[Excerpts from a figure dataset]
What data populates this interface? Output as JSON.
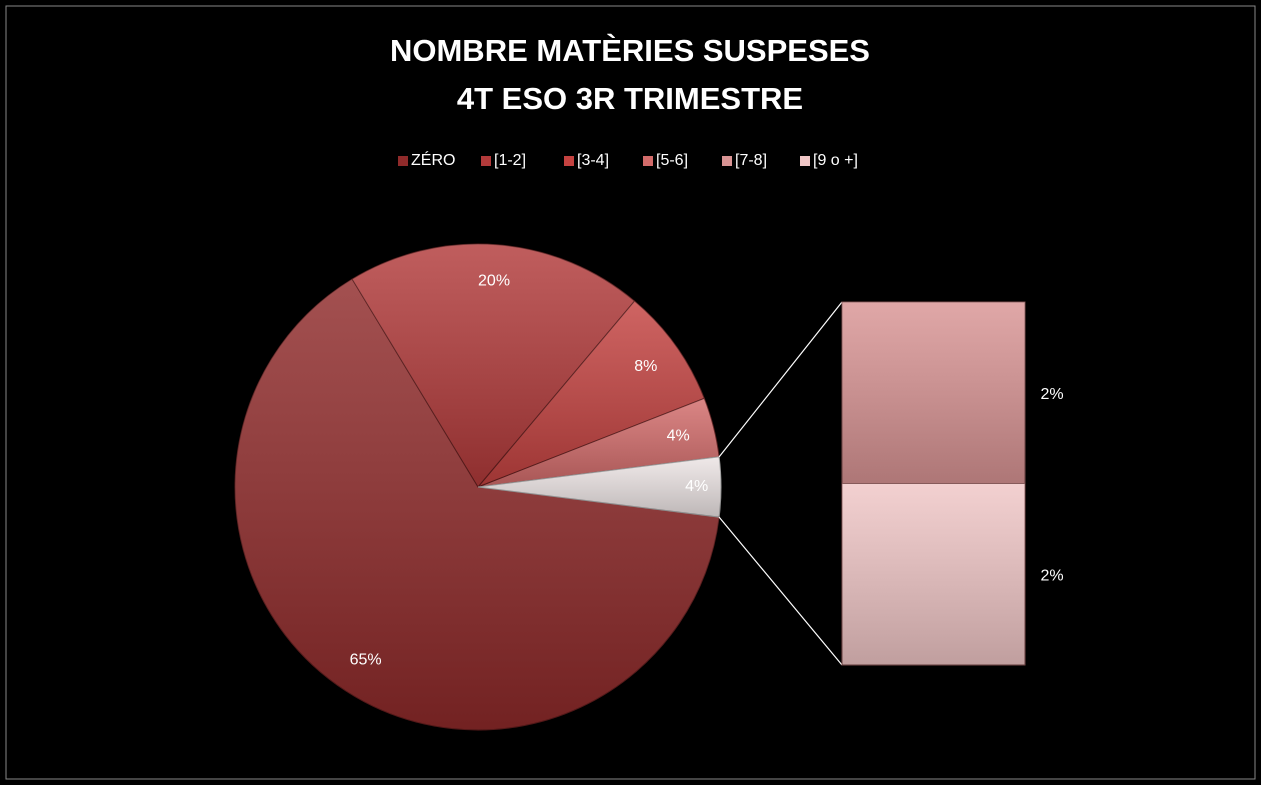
{
  "chart_data": {
    "type": "bar-of-pie",
    "title": [
      "NOMBRE  MATÈRIES SUSPESES",
      "4T  ESO  3R  TRIMESTRE"
    ],
    "categories": [
      "ZÉRO",
      "[1-2]",
      "[3-4]",
      "[5-6]",
      "[7-8]",
      "[9 o +]"
    ],
    "values": [
      65,
      20,
      8,
      4,
      2,
      2
    ],
    "value_labels": [
      "65%",
      "20%",
      "8%",
      "4%",
      "2%",
      "2%"
    ],
    "colors": [
      "#8f2a2a",
      "#b23a3a",
      "#c44240",
      "#d26b6a",
      "#d99494",
      "#f0c6c6"
    ],
    "other_label": "4%",
    "other_color": "#ece4e4",
    "legend": "top"
  }
}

* GIVEN EXERCISE *
Extract every line of the data exactly; pictures stay out.

* SOLUTION FOR THIS PROBLEM *
What data populates this interface? Output as JSON.
{
  "chart_data": {
    "type": "bar-of-pie",
    "title": [
      "NOMBRE  MATÈRIES SUSPESES",
      "4T  ESO  3R  TRIMESTRE"
    ],
    "categories": [
      "ZÉRO",
      "[1-2]",
      "[3-4]",
      "[5-6]",
      "[7-8]",
      "[9 o +]"
    ],
    "values": [
      65,
      20,
      8,
      4,
      2,
      2
    ],
    "value_labels": [
      "65%",
      "20%",
      "8%",
      "4%",
      "2%",
      "2%"
    ],
    "colors": [
      "#8f2a2a",
      "#b23a3a",
      "#c44240",
      "#d26b6a",
      "#d99494",
      "#f0c6c6"
    ],
    "other_label": "4%",
    "other_color": "#ece4e4",
    "legend": "top"
  }
}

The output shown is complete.